### EXCERPT PROVIDED

+++++

Car insurance – it’s a numbers game, but just how are premiums calculated?


How car insurance premiums are calculated

It’s a real sign of adulthood when you find yourself discussing how much you pay for your car insurance with your friends instead of how much you paid for last night’s drinks.

The car insurance discussion usually leads to outrage on someone’s part that they’re paying way more than everybody else. So, why is it that some pay more than others for car insurance when there is seemingly not much separating the two drivers? And how can you go about lowering your premium? Let’s investigate and get you some answers to these very pertinent questions.

How are car insurance premiums calculated? 

Instead of delving into actuarial territory and attempting to explain logarithms — which will most likely leave both you and us extremely confused — we’re going to keep it simple.

In Australia and New Zealand, car insurance companies tend to arrive at a premium specific to you based on the followingfactors:

Age — being older is completely favourable when it comes to car insurance premiums. The older you are, the more experience you have and, therefore, the less likely you are to be in an accident.

Residence — if you live in a safe suburb (where your car is likely to spend most of its time) that is statistically less prone to theft, your premium will be lower. If you live in dodge central, expect to pay a higher premium.

Parking — if your car is parked in a garage overnight, your premium goes down. If it’s parked on the street overnight, your premium goes up.

The car itself — there are so many things to take into account here. For starters, if your car has safety features, your premium will be lower. There’s also a delicate balance to be had between older cars that are more prone to accidents but are cheaper to replace and newer cars that are less prone to accidents but are more expensive to replace. Certain makes and models of cars are also more expensive to insure due to the common profile of those who drive them, as well as the expensive nature of their parts to repair. Manual cars are also cheaper to insure than automatics.

Driving history — the fewer claims you’ve made in the past, the lower the insurance premium you can expect to pay.

+++++

### RECORDS SHOWN

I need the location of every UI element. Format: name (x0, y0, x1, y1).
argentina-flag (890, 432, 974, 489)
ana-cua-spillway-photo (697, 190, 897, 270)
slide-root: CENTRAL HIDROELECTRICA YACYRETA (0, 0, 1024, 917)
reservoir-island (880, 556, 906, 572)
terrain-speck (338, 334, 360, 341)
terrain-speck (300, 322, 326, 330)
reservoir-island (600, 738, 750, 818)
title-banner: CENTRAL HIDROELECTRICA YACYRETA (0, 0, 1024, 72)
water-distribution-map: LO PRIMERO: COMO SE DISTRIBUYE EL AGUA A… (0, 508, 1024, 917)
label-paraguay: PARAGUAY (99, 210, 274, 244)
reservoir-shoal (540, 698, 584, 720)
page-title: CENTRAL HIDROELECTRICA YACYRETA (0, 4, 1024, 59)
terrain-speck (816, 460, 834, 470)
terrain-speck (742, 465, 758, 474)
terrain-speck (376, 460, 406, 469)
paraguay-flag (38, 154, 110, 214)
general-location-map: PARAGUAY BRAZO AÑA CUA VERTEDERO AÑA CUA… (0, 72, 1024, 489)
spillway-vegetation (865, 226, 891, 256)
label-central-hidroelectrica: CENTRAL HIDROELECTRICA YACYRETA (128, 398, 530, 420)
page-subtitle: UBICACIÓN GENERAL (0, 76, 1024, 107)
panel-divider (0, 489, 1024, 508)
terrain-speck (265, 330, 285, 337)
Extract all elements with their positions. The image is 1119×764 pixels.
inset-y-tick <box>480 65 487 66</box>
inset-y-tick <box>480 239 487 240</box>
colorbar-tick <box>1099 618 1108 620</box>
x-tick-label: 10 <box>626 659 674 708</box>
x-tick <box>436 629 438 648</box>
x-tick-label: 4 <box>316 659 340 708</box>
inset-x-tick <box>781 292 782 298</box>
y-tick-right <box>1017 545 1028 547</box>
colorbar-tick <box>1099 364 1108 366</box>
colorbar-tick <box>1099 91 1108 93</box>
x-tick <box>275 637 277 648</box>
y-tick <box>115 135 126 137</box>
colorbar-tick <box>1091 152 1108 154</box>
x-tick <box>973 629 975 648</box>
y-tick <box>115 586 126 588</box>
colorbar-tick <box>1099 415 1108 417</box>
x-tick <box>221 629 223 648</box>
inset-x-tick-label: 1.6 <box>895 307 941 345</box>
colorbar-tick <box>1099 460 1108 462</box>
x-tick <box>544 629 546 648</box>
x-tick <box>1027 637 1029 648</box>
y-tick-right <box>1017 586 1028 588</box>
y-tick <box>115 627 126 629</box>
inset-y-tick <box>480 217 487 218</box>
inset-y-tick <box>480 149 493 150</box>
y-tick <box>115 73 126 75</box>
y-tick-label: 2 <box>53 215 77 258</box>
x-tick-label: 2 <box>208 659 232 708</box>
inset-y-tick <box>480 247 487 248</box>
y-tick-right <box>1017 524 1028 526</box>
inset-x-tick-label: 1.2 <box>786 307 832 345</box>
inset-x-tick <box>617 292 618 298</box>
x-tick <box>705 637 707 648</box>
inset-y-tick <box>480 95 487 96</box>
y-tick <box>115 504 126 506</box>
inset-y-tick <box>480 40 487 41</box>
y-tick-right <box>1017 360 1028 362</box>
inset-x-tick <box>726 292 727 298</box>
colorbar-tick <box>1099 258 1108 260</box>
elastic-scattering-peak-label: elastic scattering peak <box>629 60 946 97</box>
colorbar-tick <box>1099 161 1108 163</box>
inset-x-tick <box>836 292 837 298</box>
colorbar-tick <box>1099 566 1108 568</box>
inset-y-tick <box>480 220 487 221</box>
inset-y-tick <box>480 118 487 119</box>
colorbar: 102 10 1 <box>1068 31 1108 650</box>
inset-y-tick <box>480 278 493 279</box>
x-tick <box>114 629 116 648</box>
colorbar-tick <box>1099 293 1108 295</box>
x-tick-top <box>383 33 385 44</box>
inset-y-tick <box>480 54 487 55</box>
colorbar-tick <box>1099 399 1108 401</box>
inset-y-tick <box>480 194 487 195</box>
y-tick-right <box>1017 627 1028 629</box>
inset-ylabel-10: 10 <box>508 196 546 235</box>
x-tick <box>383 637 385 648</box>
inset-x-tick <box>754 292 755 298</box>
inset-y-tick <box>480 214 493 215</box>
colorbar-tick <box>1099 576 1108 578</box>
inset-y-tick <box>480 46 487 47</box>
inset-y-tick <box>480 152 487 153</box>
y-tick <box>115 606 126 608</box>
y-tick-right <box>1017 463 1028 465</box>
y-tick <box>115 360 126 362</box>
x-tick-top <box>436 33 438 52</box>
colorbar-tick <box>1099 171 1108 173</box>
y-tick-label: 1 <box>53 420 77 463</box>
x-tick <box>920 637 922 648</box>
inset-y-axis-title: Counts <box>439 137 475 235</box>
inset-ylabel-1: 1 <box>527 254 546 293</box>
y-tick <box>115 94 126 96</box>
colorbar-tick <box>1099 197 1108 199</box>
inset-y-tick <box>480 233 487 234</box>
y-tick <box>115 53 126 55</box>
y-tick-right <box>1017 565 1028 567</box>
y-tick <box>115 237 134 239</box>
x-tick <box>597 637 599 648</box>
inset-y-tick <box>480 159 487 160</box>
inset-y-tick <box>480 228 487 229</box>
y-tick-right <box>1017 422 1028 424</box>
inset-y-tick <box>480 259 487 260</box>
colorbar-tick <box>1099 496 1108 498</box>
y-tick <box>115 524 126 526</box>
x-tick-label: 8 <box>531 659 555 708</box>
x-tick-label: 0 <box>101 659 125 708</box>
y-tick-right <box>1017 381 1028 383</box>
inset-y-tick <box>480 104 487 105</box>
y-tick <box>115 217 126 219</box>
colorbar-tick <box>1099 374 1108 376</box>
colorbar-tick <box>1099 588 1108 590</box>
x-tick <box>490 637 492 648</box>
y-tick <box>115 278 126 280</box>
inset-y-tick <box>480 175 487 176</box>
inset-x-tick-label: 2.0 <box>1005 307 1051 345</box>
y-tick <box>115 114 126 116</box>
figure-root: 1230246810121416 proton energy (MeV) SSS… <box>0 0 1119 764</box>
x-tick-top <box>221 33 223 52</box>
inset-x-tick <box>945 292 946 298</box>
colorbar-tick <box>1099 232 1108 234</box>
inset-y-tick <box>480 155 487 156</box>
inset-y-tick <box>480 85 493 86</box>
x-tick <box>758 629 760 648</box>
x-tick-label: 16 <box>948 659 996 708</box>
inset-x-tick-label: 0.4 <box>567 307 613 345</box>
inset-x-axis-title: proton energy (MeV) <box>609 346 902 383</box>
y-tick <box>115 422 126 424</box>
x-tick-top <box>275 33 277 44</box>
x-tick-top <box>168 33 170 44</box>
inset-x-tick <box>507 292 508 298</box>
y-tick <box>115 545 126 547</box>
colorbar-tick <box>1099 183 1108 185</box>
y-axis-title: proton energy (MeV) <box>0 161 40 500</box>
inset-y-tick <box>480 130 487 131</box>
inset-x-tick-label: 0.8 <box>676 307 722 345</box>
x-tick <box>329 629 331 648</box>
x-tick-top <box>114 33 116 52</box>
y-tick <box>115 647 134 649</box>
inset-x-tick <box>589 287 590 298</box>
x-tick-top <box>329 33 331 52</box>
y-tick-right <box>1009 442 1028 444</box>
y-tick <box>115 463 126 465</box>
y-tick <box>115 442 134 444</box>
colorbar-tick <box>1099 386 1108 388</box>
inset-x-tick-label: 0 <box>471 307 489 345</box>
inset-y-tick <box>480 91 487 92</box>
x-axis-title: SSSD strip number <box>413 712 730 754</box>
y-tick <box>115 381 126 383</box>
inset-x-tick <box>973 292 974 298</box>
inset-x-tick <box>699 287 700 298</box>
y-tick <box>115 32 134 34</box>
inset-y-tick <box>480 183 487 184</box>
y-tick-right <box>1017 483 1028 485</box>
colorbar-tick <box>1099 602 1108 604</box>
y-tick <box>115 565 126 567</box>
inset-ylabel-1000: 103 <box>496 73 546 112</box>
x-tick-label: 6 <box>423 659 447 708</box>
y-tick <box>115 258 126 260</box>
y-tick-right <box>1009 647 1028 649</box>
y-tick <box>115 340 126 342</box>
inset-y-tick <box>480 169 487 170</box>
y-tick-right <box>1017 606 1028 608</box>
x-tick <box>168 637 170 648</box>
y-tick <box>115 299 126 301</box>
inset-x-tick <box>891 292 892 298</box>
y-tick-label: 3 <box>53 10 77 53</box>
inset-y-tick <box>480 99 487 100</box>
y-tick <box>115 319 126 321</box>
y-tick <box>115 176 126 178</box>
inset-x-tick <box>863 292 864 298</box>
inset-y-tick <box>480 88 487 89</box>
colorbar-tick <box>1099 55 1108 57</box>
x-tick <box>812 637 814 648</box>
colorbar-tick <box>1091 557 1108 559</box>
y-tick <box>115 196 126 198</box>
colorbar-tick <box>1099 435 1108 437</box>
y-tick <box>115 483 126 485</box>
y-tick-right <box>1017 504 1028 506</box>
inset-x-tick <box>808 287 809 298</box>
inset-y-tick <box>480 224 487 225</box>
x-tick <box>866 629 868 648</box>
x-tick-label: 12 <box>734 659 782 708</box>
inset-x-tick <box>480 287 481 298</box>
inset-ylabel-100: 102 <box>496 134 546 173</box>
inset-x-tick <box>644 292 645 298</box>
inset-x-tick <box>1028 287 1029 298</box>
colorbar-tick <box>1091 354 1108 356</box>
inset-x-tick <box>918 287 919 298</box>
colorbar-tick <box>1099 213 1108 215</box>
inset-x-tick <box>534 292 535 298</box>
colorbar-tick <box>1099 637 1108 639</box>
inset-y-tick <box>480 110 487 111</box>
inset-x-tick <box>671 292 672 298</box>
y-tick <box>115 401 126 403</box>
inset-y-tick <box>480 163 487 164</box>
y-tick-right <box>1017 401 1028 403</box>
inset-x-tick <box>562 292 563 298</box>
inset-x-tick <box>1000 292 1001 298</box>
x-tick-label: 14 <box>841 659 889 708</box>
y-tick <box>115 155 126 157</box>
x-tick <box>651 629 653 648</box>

+++++

### REQUIREMENT
Return the passage of the car insurance article from "How car insurance" to "insurance premiums calculated?", copied word for word.

### FINAL RESULT
How car insurance premiums are calculated

It’s a real sign of adulthood when you find yourself discussing how much you pay for your car insurance with your friends instead of how much you paid for last night’s drinks.

The car insurance discussion usually leads to outrage on someone’s part that they’re paying way more than everybody else. So, why is it that some pay more than others for car insurance when there is seemingly not much separating the two drivers? And how can you go about lowering your premium? Let’s investigate and get you some answers to these very pertinent questions.

How are car insurance premiums calculated?